═══ EXERCISE MATERIALS ═══
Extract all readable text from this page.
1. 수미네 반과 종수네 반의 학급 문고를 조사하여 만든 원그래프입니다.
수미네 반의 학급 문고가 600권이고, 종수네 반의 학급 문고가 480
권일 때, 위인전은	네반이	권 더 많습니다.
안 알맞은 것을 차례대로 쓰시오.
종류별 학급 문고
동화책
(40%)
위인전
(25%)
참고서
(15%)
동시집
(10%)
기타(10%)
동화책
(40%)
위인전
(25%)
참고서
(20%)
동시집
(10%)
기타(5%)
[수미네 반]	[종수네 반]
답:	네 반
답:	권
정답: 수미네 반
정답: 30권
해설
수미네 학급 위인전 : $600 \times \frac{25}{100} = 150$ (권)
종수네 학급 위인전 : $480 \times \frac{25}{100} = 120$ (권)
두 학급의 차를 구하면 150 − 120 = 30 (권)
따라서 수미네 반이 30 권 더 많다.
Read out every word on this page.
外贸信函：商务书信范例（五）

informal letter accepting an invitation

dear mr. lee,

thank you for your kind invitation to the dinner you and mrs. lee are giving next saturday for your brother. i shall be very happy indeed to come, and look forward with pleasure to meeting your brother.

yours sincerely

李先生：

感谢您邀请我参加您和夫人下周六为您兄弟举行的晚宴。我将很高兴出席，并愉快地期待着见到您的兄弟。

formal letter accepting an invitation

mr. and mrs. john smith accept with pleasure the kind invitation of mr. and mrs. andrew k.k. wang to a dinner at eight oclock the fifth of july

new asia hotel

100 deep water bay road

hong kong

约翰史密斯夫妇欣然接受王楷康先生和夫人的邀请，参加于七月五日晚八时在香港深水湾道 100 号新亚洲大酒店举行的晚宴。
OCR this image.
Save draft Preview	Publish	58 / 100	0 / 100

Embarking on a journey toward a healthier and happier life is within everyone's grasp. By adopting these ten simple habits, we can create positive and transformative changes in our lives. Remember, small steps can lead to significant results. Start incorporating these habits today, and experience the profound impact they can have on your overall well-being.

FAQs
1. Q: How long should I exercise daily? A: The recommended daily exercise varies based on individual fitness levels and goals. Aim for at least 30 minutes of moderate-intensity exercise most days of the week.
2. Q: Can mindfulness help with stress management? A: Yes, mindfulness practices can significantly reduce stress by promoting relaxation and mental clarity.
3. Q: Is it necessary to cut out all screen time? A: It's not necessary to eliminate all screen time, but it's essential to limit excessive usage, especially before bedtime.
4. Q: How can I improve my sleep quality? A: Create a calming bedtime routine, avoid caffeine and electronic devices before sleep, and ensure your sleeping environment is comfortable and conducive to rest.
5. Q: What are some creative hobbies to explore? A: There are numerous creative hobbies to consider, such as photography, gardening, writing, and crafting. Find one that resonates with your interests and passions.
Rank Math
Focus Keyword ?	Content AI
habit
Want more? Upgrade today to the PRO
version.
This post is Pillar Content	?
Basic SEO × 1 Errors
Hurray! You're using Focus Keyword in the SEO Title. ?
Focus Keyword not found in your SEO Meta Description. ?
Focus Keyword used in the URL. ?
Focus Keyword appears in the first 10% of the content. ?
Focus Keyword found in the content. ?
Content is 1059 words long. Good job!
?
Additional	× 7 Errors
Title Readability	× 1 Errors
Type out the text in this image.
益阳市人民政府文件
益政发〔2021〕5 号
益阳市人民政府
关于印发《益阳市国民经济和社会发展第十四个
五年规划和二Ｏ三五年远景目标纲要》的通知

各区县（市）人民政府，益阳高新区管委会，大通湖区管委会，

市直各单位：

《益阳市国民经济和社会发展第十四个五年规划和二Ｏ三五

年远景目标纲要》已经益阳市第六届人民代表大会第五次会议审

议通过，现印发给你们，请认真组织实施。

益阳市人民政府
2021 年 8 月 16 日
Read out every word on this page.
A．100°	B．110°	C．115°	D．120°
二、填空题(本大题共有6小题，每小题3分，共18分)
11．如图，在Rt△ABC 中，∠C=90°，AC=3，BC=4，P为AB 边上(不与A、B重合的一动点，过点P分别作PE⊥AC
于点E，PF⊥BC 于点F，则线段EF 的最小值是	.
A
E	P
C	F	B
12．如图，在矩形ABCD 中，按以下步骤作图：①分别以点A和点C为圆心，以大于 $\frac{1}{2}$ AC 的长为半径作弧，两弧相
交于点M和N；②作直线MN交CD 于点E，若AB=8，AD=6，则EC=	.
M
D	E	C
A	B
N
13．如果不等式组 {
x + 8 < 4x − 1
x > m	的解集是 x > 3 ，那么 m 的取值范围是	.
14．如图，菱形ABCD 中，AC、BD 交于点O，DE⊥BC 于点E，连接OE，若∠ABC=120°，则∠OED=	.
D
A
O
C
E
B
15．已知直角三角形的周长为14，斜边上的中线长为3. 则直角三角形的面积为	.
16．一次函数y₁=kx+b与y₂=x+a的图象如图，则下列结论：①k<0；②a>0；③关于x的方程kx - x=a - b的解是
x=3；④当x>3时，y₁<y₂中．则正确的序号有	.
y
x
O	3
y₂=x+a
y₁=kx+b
═══
> [DIRECTION]: Repeat all of the records above exactly as they appear.

> [OUTPUT]:
Extract all readable text from this page.
1. 수미네 반과 종수네 반의 학급 문고를 조사하여 만든 원그래프입니다.
수미네 반의 학급 문고가 600권이고, 종수네 반의 학급 문고가 480
권일 때, 위인전은	네반이	권 더 많습니다.
안 알맞은 것을 차례대로 쓰시오.
종류별 학급 문고
동화책
(40%)
위인전
(25%)
참고서
(15%)
동시집
(10%)
기타(10%)
동화책
(40%)
위인전
(25%)
참고서
(20%)
동시집
(10%)
기타(5%)
[수미네 반]	[종수네 반]
답:	네 반
답:	권
정답: 수미네 반
정답: 30권
해설
수미네 학급 위인전 : $600 \times \frac{25}{100} = 150$ (권)
종수네 학급 위인전 : $480 \times \frac{25}{100} = 120$ (권)
두 학급의 차를 구하면 150 − 120 = 30 (권)
따라서 수미네 반이 30 권 더 많다.
Read out every word on this page.
外贸信函：商务书信范例（五）

informal letter accepting an invitation

dear mr. lee,

thank you for your kind invitation to the dinner you and mrs. lee are giving next saturday for your brother. i shall be very happy indeed to come, and look forward with pleasure to meeting your brother.

yours sincerely

李先生：

感谢您邀请我参加您和夫人下周六为您兄弟举行的晚宴。我将很高兴出席，并愉快地期待着见到您的兄弟。

formal letter accepting an invitation

mr. and mrs. john smith accept with pleasure the kind invitation of mr. and mrs. andrew k.k. wang to a dinner at eight oclock the fifth of july

new asia hotel

100 deep water bay road

hong kong

约翰史密斯夫妇欣然接受王楷康先生和夫人的邀请，参加于七月五日晚八时在香港深水湾道 100 号新亚洲大酒店举行的晚宴。
OCR this image.
Save draft Preview	Publish	58 / 100	0 / 100

Embarking on a journey toward a healthier and happier life is within everyone's grasp. By adopting these ten simple habits, we can create positive and transformative changes in our lives. Remember, small steps can lead to significant results. Start incorporating these habits today, and experience the profound impact they can have on your overall well-being.

FAQs
1. Q: How long should I exercise daily? A: The recommended daily exercise varies based on individual fitness levels and goals. Aim for at least 30 minutes of moderate-intensity exercise most days of the week.
2. Q: Can mindfulness help with stress management? A: Yes, mindfulness practices can significantly reduce stress by promoting relaxation and mental clarity.
3. Q: Is it necessary to cut out all screen time? A: It's not necessary to eliminate all screen time, but it's essential to limit excessive usage, especially before bedtime.
4. Q: How can I improve my sleep quality? A: Create a calming bedtime routine, avoid caffeine and electronic devices before sleep, and ensure your sleeping environment is comfortable and conducive to rest.
5. Q: What are some creative hobbies to explore? A: There are numerous creative hobbies to consider, such as photography, gardening, writing, and crafting. Find one that resonates with your interests and passions.
Rank Math
Focus Keyword ?	Content AI
habit
Want more? Upgrade today to the PRO
version.
This post is Pillar Content	?
Basic SEO × 1 Errors
Hurray! You're using Focus Keyword in the SEO Title. ?
Focus Keyword not found in your SEO Meta Description. ?
Focus Keyword used in the URL. ?
Focus Keyword appears in the first 10% of the content. ?
Focus Keyword found in the content. ?
Content is 1059 words long. Good job!
?
Additional	× 7 Errors
Title Readability	× 1 Errors
Type out the text in this image.
益阳市人民政府文件
益政发〔2021〕5 号
益阳市人民政府
关于印发《益阳市国民经济和社会发展第十四个
五年规划和二Ｏ三五年远景目标纲要》的通知

各区县（市）人民政府，益阳高新区管委会，大通湖区管委会，

市直各单位：

《益阳市国民经济和社会发展第十四个五年规划和二Ｏ三五

年远景目标纲要》已经益阳市第六届人民代表大会第五次会议审

议通过，现印发给你们，请认真组织实施。

益阳市人民政府
2021 年 8 月 16 日
Read out every word on this page.
A．100°	B．110°	C．115°	D．120°
二、填空题(本大题共有6小题，每小题3分，共18分)
11．如图，在Rt△ABC 中，∠C=90°，AC=3，BC=4，P为AB 边上(不与A、B重合的一动点，过点P分别作PE⊥AC
于点E，PF⊥BC 于点F，则线段EF 的最小值是	.
A
E	P
C	F	B
12．如图，在矩形ABCD 中，按以下步骤作图：①分别以点A和点C为圆心，以大于 $\frac{1}{2}$ AC 的长为半径作弧，两弧相
交于点M和N；②作直线MN交CD 于点E，若AB=8，AD=6，则EC=	.
M
D	E	C
A	B
N
13．如果不等式组 {
x + 8 < 4x − 1
x > m	的解集是 x > 3 ，那么 m 的取值范围是	.
14．如图，菱形ABCD 中，AC、BD 交于点O，DE⊥BC 于点E，连接OE，若∠ABC=120°，则∠OED=	.
D
A
O
C
E
B
15．已知直角三角形的周长为14，斜边上的中线长为3. 则直角三角形的面积为	.
16．一次函数y₁=kx+b与y₂=x+a的图象如图，则下列结论：①k<0；②a>0；③关于x的方程kx - x=a - b的解是
x=3；④当x>3时，y₁<y₂中．则正确的序号有	.
y
x
O	3
y₂=x+a
y₁=kx+b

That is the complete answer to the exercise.